DATA SECTION:
-.-.-
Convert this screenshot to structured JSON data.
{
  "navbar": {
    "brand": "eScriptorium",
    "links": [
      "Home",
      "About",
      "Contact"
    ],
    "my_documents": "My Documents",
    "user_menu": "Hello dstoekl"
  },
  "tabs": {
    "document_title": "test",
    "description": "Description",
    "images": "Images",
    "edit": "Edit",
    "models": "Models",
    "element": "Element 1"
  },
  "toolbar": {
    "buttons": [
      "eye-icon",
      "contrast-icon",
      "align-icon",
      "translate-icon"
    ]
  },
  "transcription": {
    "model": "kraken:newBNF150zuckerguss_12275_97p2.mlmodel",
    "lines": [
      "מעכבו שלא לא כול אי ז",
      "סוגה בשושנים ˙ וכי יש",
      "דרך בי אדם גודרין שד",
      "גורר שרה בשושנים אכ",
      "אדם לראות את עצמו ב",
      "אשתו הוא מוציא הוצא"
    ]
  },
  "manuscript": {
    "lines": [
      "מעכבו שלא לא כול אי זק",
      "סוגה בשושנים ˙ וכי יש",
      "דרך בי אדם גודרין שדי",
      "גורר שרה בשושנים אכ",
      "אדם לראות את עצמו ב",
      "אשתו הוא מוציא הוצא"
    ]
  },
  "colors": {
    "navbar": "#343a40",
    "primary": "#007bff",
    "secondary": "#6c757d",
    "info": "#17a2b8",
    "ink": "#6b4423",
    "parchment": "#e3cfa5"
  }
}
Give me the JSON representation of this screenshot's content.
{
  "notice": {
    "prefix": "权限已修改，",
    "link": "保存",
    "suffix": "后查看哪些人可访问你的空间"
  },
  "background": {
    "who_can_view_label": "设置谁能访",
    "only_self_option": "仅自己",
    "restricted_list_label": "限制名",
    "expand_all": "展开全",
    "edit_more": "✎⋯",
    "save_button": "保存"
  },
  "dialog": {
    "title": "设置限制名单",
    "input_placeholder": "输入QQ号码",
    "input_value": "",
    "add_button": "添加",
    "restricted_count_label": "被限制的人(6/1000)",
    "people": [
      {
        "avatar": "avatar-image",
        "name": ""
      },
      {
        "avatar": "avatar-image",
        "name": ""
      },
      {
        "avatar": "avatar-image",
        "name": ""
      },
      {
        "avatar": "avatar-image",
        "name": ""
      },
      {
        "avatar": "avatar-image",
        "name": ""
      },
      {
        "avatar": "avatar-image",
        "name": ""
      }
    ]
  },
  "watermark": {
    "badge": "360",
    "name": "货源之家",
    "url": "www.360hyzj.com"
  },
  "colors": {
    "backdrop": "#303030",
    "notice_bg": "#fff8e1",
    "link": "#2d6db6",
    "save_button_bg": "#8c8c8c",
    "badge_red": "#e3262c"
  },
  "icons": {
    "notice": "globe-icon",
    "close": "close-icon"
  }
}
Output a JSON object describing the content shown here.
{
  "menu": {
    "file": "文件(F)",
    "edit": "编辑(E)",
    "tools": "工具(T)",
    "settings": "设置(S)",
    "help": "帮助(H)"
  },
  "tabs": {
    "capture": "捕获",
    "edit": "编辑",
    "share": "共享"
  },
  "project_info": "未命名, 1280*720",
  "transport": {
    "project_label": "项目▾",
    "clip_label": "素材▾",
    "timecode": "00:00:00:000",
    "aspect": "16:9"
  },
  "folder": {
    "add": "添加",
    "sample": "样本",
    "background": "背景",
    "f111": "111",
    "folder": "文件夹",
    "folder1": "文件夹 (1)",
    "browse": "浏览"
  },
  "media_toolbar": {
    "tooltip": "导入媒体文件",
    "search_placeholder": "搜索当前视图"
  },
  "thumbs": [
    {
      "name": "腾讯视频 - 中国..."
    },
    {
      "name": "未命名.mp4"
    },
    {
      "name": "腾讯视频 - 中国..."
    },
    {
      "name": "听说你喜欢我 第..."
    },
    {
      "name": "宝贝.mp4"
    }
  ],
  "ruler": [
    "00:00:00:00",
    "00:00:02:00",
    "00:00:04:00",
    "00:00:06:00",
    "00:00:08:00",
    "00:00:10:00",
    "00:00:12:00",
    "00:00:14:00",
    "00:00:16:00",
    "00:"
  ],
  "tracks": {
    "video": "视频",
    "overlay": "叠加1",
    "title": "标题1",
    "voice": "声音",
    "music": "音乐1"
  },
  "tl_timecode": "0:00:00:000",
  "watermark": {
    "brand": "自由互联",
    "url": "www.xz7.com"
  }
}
-.-.-
PROBLEM:
Report all lines of the data above that include the string "JSON".

EXERCISE RESULT:
Convert this screenshot to structured JSON data.
Give me the JSON representation of this screenshot's content.
Output a JSON object describing the content shown here.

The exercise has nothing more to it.